[INFORMATION PROVIDED]:

***

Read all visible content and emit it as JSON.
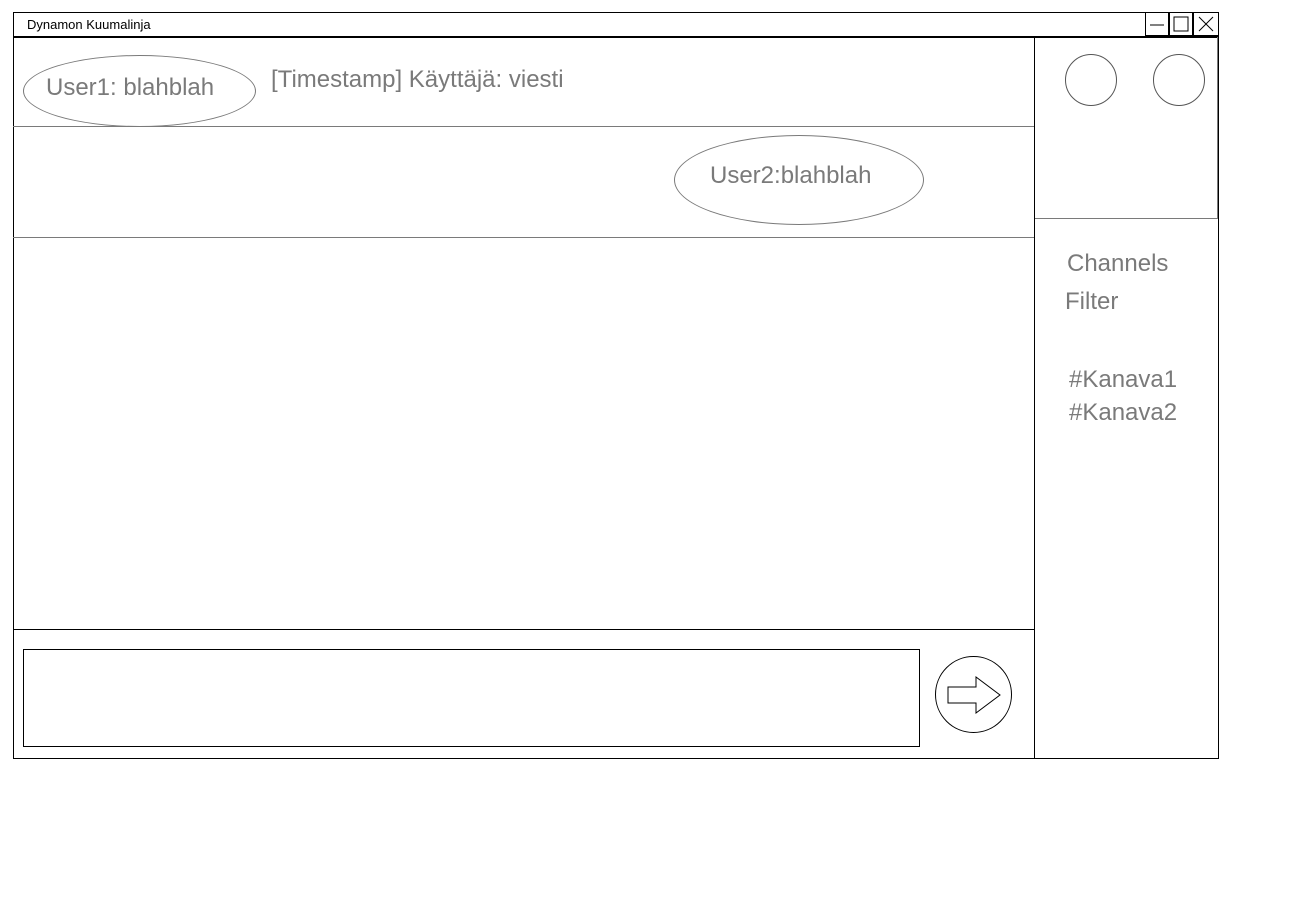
{
  "window": {
    "title": "Dynamon Kuumalinja",
    "controls": {
      "minimize_icon": "minimize-icon",
      "maximize_icon": "maximize-icon",
      "close_icon": "close-icon"
    }
  },
  "chat": {
    "messages": [
      {
        "bubble": "User1: blahblah",
        "note": "[Timestamp] Käyttäjä: viesti"
      },
      {
        "bubble": "User2:blahblah"
      }
    ]
  },
  "sidebar": {
    "channels_label": "Channels",
    "filter_label": "Filter",
    "channels": [
      "#Kanava1",
      "#Kanava2"
    ]
  },
  "composer": {
    "input_value": "",
    "send_icon": "arrow-right-icon"
  },
  "colors": {
    "text_gray": "#7a7a7a",
    "border": "#000000",
    "background": "#ffffff"
  }
}
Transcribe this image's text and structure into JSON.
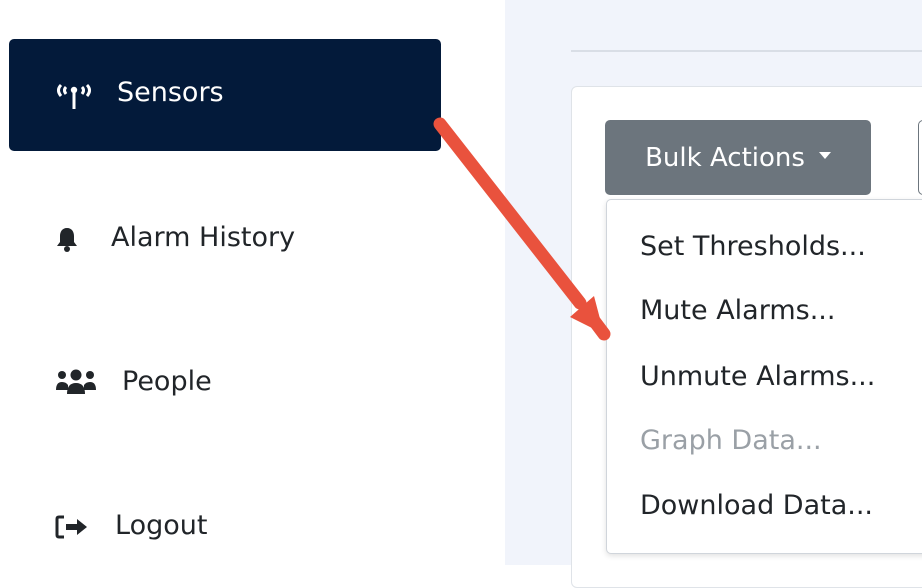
{
  "sidebar": {
    "items": [
      {
        "label": "Sensors",
        "icon": "broadcast-tower-icon",
        "active": true
      },
      {
        "label": "Alarm History",
        "icon": "bell-icon",
        "active": false
      },
      {
        "label": "People",
        "icon": "users-icon",
        "active": false
      },
      {
        "label": "Logout",
        "icon": "sign-out-icon",
        "active": false
      }
    ]
  },
  "toolbar": {
    "bulk_actions_label": "Bulk Actions"
  },
  "bulk_menu": {
    "items": [
      {
        "label": "Set Thresholds...",
        "enabled": true
      },
      {
        "label": "Mute Alarms...",
        "enabled": true
      },
      {
        "label": "Unmute Alarms...",
        "enabled": true
      },
      {
        "label": "Graph Data...",
        "enabled": false
      },
      {
        "label": "Download Data...",
        "enabled": true
      }
    ]
  },
  "colors": {
    "sidebar_active_bg": "#031a3a",
    "button_bg": "#6c757d",
    "annotation_arrow": "#e9523d",
    "main_bg": "#f1f4fb"
  }
}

***

[TASK DESCRIPTION]: Where the line containing "Transcribe this image's" appears above, start there and set down each line exactly through the last line of the data; leave out every picture.

[RESULT]:
Transcribe this image's text and structure into JSON.
{
  "sidebar": {
    "items": [
      {
        "label": "Sensors",
        "icon": "broadcast-tower-icon",
        "active": true
      },
      {
        "label": "Alarm History",
        "icon": "bell-icon",
        "active": false
      },
      {
        "label": "People",
        "icon": "users-icon",
        "active": false
      },
      {
        "label": "Logout",
        "icon": "sign-out-icon",
        "active": false
      }
    ]
  },
  "toolbar": {
    "bulk_actions_label": "Bulk Actions"
  },
  "bulk_menu": {
    "items": [
      {
        "label": "Set Thresholds...",
        "enabled": true
      },
      {
        "label": "Mute Alarms...",
        "enabled": true
      },
      {
        "label": "Unmute Alarms...",
        "enabled": true
      },
      {
        "label": "Graph Data...",
        "enabled": false
      },
      {
        "label": "Download Data...",
        "enabled": true
      }
    ]
  },
  "colors": {
    "sidebar_active_bg": "#031a3a",
    "button_bg": "#6c757d",
    "annotation_arrow": "#e9523d",
    "main_bg": "#f1f4fb"
  }
}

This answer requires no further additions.